[Element box records]
********

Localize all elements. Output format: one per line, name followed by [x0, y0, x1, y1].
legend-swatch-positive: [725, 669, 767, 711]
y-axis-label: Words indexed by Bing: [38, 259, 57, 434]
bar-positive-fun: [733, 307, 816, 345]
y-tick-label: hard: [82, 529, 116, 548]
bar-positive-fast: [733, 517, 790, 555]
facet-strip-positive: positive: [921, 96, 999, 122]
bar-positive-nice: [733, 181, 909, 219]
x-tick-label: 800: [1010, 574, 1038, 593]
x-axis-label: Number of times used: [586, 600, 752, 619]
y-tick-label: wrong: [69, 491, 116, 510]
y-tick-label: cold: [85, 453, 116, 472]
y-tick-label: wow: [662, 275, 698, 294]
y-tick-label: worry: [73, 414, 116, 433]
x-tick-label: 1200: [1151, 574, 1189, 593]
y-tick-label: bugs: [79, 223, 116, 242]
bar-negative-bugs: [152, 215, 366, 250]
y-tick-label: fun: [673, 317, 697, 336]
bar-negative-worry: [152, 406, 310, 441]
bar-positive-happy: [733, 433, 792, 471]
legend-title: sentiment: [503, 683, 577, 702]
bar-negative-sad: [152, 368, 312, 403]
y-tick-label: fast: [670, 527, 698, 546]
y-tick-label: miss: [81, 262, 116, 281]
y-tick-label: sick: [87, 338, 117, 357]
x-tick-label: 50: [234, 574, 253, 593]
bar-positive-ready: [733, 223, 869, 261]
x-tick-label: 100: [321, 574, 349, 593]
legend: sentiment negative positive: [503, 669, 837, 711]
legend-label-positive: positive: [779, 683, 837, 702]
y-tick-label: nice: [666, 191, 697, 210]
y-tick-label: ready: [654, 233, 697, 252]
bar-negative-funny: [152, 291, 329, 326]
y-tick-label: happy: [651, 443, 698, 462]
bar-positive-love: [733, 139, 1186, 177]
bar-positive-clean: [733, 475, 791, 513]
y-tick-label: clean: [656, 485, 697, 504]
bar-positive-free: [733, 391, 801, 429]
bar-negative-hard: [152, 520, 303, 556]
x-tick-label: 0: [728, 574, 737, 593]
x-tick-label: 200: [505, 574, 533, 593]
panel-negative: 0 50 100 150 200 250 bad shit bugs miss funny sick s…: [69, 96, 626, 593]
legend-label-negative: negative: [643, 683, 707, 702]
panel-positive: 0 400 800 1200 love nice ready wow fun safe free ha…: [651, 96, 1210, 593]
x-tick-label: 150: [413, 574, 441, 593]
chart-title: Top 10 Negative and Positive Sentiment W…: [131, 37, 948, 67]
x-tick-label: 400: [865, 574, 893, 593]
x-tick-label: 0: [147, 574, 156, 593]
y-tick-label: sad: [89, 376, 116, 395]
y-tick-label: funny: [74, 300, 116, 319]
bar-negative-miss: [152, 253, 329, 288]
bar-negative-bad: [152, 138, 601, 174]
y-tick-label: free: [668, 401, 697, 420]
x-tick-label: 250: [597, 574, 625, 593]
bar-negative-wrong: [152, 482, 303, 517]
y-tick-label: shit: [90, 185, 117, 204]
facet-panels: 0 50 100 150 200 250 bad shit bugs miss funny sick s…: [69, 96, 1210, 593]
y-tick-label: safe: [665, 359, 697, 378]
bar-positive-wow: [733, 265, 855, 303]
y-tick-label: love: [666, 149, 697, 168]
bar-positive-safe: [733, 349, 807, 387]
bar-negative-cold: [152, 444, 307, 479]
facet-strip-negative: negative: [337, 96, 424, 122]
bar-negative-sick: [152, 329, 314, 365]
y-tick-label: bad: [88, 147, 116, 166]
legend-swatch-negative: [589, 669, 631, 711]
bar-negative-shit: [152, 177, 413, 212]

********

Directions for this task: Retype everything from the start of the entries above down to the line containing "bar-negative-hard: [152, 520, 303, 556]", with both ends included.

Solution to the problem:
Localize all elements. Output format: one per line, name followed by [x0, y0, x1, y1].
legend-swatch-positive: [725, 669, 767, 711]
y-axis-label: Words indexed by Bing: [38, 259, 57, 434]
bar-positive-fun: [733, 307, 816, 345]
y-tick-label: hard: [82, 529, 116, 548]
bar-positive-fast: [733, 517, 790, 555]
facet-strip-positive: positive: [921, 96, 999, 122]
bar-positive-nice: [733, 181, 909, 219]
x-tick-label: 800: [1010, 574, 1038, 593]
x-axis-label: Number of times used: [586, 600, 752, 619]
y-tick-label: wrong: [69, 491, 116, 510]
y-tick-label: cold: [85, 453, 116, 472]
y-tick-label: wow: [662, 275, 698, 294]
y-tick-label: worry: [73, 414, 116, 433]
x-tick-label: 1200: [1151, 574, 1189, 593]
y-tick-label: bugs: [79, 223, 116, 242]
bar-negative-bugs: [152, 215, 366, 250]
y-tick-label: fun: [673, 317, 697, 336]
bar-negative-worry: [152, 406, 310, 441]
bar-positive-happy: [733, 433, 792, 471]
legend-title: sentiment: [503, 683, 577, 702]
bar-negative-sad: [152, 368, 312, 403]
y-tick-label: fast: [670, 527, 698, 546]
y-tick-label: miss: [81, 262, 116, 281]
y-tick-label: sick: [87, 338, 117, 357]
x-tick-label: 50: [234, 574, 253, 593]
bar-positive-ready: [733, 223, 869, 261]
x-tick-label: 100: [321, 574, 349, 593]
legend: sentiment negative positive: [503, 669, 837, 711]
legend-label-positive: positive: [779, 683, 837, 702]
y-tick-label: nice: [666, 191, 697, 210]
y-tick-label: ready: [654, 233, 697, 252]
bar-negative-funny: [152, 291, 329, 326]
y-tick-label: happy: [651, 443, 698, 462]
bar-positive-love: [733, 139, 1186, 177]
bar-positive-clean: [733, 475, 791, 513]
y-tick-label: clean: [656, 485, 697, 504]
bar-positive-free: [733, 391, 801, 429]
bar-negative-hard: [152, 520, 303, 556]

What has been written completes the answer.